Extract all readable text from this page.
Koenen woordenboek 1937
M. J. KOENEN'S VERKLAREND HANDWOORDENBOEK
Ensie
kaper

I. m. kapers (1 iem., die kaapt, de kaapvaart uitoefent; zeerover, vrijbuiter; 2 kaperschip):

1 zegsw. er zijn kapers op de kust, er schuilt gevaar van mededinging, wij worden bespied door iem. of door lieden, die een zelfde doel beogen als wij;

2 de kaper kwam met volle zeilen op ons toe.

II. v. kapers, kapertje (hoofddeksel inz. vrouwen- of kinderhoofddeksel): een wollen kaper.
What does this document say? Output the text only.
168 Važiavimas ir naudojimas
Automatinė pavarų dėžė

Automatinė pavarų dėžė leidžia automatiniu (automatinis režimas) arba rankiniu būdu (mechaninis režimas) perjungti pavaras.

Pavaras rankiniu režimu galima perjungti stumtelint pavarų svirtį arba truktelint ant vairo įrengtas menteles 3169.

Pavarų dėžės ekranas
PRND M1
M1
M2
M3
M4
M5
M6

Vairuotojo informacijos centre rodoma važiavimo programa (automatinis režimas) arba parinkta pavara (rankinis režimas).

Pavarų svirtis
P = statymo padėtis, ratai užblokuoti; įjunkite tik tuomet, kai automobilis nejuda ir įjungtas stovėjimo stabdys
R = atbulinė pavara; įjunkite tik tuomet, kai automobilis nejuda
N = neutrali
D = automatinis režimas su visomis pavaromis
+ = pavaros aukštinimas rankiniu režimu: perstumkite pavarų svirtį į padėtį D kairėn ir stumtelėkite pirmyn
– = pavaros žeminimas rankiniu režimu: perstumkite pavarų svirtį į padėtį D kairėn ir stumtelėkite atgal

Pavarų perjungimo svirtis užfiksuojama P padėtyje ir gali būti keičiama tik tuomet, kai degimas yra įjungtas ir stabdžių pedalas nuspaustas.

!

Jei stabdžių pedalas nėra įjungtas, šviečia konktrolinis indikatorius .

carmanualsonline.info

────────────────

# WRITTEN PROBLEM
Write out the entire listing exactly.

# PROBLEM SOLUTION
Extract all readable text from this page.
Koenen woordenboek 1937
M. J. KOENEN'S VERKLAREND HANDWOORDENBOEK
Ensie
kaper

I. m. kapers (1 iem., die kaapt, de kaapvaart uitoefent; zeerover, vrijbuiter; 2 kaperschip):

1 zegsw. er zijn kapers op de kust, er schuilt gevaar van mededinging, wij worden bespied door iem. of door lieden, die een zelfde doel beogen als wij;

2 de kaper kwam met volle zeilen op ons toe.

II. v. kapers, kapertje (hoofddeksel inz. vrouwen- of kinderhoofddeksel): een wollen kaper.
What does this document say? Output the text only.
168 Važiavimas ir naudojimas
Automatinė pavarų dėžė

Automatinė pavarų dėžė leidžia automatiniu (automatinis režimas) arba rankiniu būdu (mechaninis režimas) perjungti pavaras.

Pavaras rankiniu režimu galima perjungti stumtelint pavarų svirtį arba truktelint ant vairo įrengtas menteles 3169.

Pavarų dėžės ekranas
PRND M1
M1
M2
M3
M4
M5
M6

Vairuotojo informacijos centre rodoma važiavimo programa (automatinis režimas) arba parinkta pavara (rankinis režimas).

Pavarų svirtis
P = statymo padėtis, ratai užblokuoti; įjunkite tik tuomet, kai automobilis nejuda ir įjungtas stovėjimo stabdys
R = atbulinė pavara; įjunkite tik tuomet, kai automobilis nejuda
N = neutrali
D = automatinis režimas su visomis pavaromis
+ = pavaros aukštinimas rankiniu režimu: perstumkite pavarų svirtį į padėtį D kairėn ir stumtelėkite pirmyn
– = pavaros žeminimas rankiniu režimu: perstumkite pavarų svirtį į padėtį D kairėn ir stumtelėkite atgal

Pavarų perjungimo svirtis užfiksuojama P padėtyje ir gali būti keičiama tik tuomet, kai degimas yra įjungtas ir stabdžių pedalas nuspaustas.

!

Jei stabdžių pedalas nėra įjungtas, šviečia konktrolinis indikatorius .

carmanualsonline.info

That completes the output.